> **Excerpted data**:

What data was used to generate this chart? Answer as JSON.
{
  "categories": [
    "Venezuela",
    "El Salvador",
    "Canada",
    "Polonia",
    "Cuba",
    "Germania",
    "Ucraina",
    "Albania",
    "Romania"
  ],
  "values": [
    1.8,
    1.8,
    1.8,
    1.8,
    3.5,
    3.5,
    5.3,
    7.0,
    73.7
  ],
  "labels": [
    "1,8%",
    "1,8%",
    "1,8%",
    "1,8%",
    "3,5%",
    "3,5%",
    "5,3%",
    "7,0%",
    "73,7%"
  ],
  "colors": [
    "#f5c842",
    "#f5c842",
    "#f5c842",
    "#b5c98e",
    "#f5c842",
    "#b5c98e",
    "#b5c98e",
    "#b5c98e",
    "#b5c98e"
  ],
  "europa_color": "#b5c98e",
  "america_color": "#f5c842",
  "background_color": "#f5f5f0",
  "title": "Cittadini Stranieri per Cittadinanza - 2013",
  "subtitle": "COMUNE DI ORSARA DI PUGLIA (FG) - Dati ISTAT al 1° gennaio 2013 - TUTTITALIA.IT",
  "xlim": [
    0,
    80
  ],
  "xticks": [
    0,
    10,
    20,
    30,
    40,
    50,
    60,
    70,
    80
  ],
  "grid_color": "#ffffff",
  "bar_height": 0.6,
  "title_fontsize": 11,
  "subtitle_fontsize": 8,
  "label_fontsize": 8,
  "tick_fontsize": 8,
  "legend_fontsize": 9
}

> **Given instruction**:
Exact copies of all the records are required.

> **Problem solution**:
What data was used to generate this chart? Answer as JSON.
{
  "categories": [
    "Venezuela",
    "El Salvador",
    "Canada",
    "Polonia",
    "Cuba",
    "Germania",
    "Ucraina",
    "Albania",
    "Romania"
  ],
  "values": [
    1.8,
    1.8,
    1.8,
    1.8,
    3.5,
    3.5,
    5.3,
    7.0,
    73.7
  ],
  "labels": [
    "1,8%",
    "1,8%",
    "1,8%",
    "1,8%",
    "3,5%",
    "3,5%",
    "5,3%",
    "7,0%",
    "73,7%"
  ],
  "colors": [
    "#f5c842",
    "#f5c842",
    "#f5c842",
    "#b5c98e",
    "#f5c842",
    "#b5c98e",
    "#b5c98e",
    "#b5c98e",
    "#b5c98e"
  ],
  "europa_color": "#b5c98e",
  "america_color": "#f5c842",
  "background_color": "#f5f5f0",
  "title": "Cittadini Stranieri per Cittadinanza - 2013",
  "subtitle": "COMUNE DI ORSARA DI PUGLIA (FG) - Dati ISTAT al 1° gennaio 2013 - TUTTITALIA.IT",
  "xlim": [
    0,
    80
  ],
  "xticks": [
    0,
    10,
    20,
    30,
    40,
    50,
    60,
    70,
    80
  ],
  "grid_color": "#ffffff",
  "bar_height": 0.6,
  "title_fontsize": 11,
  "subtitle_fontsize": 8,
  "label_fontsize": 8,
  "tick_fontsize": 8,
  "legend_fontsize": 9
}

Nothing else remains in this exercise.